### Requirement:
Exclude the pictures, then repeat the remaining data exactly.

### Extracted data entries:
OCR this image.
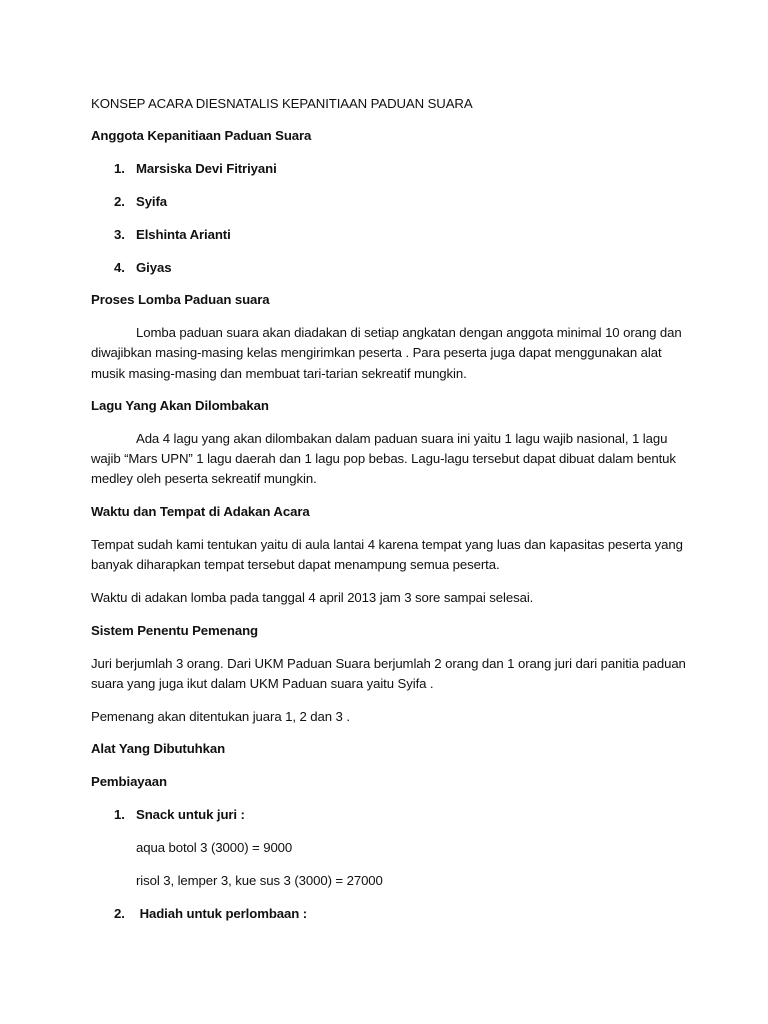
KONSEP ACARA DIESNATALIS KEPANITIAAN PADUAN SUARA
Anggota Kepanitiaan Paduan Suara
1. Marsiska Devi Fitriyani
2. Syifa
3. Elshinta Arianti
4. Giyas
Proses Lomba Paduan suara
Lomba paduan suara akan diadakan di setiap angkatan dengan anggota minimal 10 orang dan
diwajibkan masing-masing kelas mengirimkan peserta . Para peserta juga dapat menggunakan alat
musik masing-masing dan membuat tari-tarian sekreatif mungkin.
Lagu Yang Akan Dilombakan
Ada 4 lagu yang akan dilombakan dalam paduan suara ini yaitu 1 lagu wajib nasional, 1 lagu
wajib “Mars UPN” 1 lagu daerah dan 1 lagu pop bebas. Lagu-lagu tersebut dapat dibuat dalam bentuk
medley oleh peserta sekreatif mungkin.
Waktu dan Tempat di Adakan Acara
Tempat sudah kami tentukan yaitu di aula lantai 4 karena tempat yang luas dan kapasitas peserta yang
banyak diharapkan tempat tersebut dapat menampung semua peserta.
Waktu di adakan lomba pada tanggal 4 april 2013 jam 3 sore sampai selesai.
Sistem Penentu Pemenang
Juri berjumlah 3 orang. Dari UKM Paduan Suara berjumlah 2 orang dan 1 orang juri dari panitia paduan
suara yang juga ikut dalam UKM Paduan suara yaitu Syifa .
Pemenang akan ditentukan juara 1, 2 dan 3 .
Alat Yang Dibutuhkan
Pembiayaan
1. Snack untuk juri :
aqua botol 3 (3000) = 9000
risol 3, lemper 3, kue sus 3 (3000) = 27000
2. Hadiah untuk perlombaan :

### Response below:
OCR this image.
KONSEP ACARA DIESNATALIS KEPANITIAAN PADUAN SUARA
Anggota Kepanitiaan Paduan Suara
1. Marsiska Devi Fitriyani
2. Syifa
3. Elshinta Arianti
4. Giyas
Proses Lomba Paduan suara
Lomba paduan suara akan diadakan di setiap angkatan dengan anggota minimal 10 orang dan
diwajibkan masing-masing kelas mengirimkan peserta . Para peserta juga dapat menggunakan alat
musik masing-masing dan membuat tari-tarian sekreatif mungkin.
Lagu Yang Akan Dilombakan
Ada 4 lagu yang akan dilombakan dalam paduan suara ini yaitu 1 lagu wajib nasional, 1 lagu
wajib “Mars UPN” 1 lagu daerah dan 1 lagu pop bebas. Lagu-lagu tersebut dapat dibuat dalam bentuk
medley oleh peserta sekreatif mungkin.
Waktu dan Tempat di Adakan Acara
Tempat sudah kami tentukan yaitu di aula lantai 4 karena tempat yang luas dan kapasitas peserta yang
banyak diharapkan tempat tersebut dapat menampung semua peserta.
Waktu di adakan lomba pada tanggal 4 april 2013 jam 3 sore sampai selesai.
Sistem Penentu Pemenang
Juri berjumlah 3 orang. Dari UKM Paduan Suara berjumlah 2 orang dan 1 orang juri dari panitia paduan
suara yang juga ikut dalam UKM Paduan suara yaitu Syifa .
Pemenang akan ditentukan juara 1, 2 dan 3 .
Alat Yang Dibutuhkan
Pembiayaan
1. Snack untuk juri :
aqua botol 3 (3000) = 9000
risol 3, lemper 3, kue sus 3 (3000) = 27000
2. Hadiah untuk perlombaan :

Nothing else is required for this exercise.